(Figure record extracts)
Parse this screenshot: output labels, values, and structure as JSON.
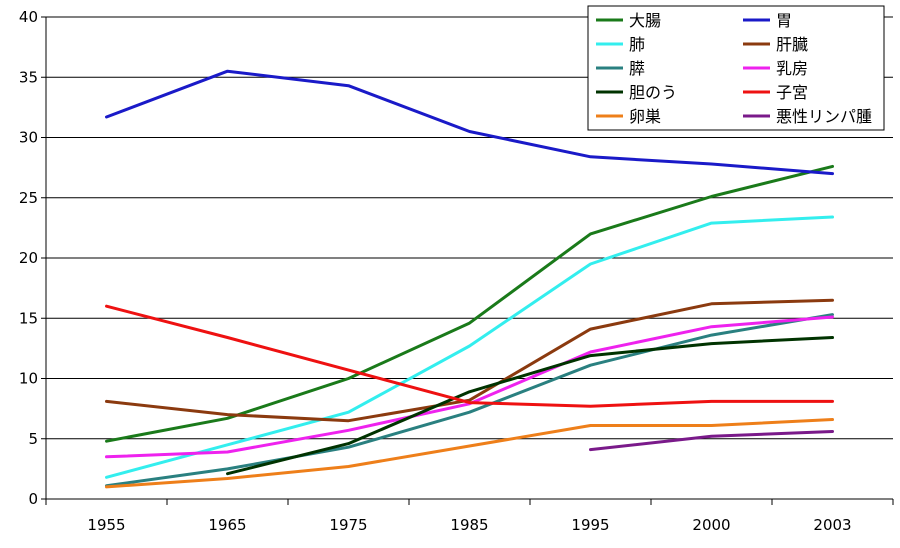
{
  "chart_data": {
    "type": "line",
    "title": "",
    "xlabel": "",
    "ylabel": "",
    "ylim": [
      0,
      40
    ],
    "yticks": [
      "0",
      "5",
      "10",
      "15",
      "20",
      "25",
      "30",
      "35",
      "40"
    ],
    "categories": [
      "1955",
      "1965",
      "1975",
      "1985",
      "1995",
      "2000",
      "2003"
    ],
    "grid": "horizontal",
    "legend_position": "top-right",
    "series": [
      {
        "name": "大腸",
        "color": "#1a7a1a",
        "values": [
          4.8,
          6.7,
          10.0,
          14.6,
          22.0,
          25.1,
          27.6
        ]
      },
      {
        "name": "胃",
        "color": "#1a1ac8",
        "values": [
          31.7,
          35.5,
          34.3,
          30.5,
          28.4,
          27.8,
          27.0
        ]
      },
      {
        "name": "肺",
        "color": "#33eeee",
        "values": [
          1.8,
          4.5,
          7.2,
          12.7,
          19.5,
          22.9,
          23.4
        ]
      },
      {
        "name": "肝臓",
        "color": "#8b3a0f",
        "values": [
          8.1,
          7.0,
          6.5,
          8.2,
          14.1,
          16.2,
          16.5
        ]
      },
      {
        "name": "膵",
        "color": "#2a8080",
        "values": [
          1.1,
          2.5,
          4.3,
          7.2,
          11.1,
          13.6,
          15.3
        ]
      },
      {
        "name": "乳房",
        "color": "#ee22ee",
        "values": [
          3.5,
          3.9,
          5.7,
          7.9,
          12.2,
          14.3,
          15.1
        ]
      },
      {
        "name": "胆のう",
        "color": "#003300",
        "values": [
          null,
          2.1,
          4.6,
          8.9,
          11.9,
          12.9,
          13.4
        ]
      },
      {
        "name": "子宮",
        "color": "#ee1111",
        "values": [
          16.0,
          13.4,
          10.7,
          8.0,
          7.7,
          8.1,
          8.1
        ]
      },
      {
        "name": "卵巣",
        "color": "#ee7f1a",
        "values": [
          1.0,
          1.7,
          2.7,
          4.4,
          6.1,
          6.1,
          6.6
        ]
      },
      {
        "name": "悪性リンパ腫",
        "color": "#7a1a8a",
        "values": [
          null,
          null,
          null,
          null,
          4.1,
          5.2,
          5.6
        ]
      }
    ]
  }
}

▶ _Job_:
Say how many lines contain the string "color", giving nothing but the count.

▶ _Output of the task_:
10